Stored rows:
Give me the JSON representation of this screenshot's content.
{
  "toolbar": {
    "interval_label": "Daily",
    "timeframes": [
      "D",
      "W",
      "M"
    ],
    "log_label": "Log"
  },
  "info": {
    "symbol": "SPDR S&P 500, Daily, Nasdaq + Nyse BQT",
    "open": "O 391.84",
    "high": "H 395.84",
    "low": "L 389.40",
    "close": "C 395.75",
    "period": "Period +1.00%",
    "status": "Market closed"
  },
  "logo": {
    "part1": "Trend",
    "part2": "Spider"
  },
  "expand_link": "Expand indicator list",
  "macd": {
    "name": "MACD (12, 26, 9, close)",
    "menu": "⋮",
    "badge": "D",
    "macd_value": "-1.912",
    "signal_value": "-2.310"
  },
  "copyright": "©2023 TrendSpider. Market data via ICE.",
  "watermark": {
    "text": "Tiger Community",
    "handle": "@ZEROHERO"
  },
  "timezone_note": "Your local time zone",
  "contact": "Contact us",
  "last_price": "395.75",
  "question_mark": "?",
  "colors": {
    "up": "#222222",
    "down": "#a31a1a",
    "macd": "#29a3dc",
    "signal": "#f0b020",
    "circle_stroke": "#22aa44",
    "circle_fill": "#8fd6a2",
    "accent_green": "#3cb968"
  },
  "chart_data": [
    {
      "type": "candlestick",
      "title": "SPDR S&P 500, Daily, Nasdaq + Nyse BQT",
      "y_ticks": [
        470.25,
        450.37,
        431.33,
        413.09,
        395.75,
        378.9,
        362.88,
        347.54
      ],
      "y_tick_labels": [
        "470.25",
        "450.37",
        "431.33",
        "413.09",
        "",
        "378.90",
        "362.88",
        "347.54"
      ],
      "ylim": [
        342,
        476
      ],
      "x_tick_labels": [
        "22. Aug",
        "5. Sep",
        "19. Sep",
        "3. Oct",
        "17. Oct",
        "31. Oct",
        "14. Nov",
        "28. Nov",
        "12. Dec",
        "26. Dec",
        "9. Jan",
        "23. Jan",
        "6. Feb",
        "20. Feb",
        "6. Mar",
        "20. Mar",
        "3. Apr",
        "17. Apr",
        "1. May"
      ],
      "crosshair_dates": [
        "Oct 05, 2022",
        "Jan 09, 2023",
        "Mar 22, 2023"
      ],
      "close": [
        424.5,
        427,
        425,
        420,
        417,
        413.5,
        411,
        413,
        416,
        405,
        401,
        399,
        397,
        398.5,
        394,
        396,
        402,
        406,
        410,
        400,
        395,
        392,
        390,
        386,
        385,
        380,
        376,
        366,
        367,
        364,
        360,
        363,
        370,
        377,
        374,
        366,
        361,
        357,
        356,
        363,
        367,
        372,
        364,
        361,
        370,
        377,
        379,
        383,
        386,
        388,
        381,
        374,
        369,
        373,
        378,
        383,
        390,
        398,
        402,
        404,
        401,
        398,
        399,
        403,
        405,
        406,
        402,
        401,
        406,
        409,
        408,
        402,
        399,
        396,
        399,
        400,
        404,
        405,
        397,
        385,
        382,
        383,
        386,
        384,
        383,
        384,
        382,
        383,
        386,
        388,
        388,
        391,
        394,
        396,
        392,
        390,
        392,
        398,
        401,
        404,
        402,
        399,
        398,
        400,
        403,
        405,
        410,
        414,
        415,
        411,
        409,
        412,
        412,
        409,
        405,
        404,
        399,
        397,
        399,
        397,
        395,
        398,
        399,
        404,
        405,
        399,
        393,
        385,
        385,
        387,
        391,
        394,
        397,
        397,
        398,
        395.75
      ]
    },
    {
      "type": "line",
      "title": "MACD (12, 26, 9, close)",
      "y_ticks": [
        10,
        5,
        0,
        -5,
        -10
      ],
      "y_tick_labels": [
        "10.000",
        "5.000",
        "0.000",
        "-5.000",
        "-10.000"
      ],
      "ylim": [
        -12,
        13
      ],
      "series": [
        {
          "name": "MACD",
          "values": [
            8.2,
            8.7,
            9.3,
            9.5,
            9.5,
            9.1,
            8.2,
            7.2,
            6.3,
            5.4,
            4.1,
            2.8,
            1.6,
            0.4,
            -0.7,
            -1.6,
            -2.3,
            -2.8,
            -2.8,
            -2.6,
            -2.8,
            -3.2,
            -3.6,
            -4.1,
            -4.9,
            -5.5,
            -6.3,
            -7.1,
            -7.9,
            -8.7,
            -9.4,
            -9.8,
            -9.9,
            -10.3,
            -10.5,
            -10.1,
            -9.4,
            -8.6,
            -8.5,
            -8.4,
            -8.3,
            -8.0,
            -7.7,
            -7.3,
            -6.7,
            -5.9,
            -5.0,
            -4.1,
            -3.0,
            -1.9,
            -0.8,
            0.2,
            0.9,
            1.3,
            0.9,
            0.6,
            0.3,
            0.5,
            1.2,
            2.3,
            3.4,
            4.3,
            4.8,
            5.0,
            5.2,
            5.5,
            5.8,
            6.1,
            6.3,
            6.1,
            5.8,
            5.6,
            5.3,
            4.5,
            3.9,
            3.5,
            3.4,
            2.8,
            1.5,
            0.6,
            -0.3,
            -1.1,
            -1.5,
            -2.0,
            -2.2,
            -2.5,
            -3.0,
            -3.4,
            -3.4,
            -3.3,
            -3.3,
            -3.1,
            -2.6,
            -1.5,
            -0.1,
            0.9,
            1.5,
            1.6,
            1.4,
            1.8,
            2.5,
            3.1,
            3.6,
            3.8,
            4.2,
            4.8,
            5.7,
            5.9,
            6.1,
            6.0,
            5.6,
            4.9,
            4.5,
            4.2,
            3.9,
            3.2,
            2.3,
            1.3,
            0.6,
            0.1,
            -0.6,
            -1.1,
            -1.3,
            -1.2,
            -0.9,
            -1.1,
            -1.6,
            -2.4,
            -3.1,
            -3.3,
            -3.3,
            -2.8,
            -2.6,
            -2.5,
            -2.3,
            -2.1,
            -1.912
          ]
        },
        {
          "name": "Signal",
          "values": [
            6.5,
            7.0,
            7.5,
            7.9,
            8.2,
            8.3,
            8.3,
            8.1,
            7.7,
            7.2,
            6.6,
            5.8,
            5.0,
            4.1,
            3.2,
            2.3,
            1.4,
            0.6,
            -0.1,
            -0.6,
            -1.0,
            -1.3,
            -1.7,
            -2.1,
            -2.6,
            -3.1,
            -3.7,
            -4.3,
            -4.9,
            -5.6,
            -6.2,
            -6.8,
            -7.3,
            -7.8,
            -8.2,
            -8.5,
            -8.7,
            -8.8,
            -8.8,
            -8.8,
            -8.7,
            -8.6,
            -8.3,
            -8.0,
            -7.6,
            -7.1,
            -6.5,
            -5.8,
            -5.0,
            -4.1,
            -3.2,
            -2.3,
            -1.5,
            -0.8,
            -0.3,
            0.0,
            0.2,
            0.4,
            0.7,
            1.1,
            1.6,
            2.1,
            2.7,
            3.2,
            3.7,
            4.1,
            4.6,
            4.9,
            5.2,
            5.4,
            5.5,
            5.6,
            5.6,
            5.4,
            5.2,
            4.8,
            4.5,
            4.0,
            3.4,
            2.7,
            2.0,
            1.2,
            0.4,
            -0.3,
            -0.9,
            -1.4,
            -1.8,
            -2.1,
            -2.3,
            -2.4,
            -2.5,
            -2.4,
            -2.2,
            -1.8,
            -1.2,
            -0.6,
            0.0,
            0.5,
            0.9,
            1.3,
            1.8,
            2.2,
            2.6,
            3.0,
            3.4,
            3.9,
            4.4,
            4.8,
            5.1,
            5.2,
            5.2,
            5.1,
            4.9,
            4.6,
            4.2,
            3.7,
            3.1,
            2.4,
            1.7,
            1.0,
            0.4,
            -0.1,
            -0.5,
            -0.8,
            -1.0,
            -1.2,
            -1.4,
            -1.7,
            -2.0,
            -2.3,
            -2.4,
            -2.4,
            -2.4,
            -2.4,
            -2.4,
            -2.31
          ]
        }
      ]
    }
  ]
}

Exercise:
State the number of lines in the preceding entries that include the word "Nyse". Provide nothing else.

Response to this exercise:
2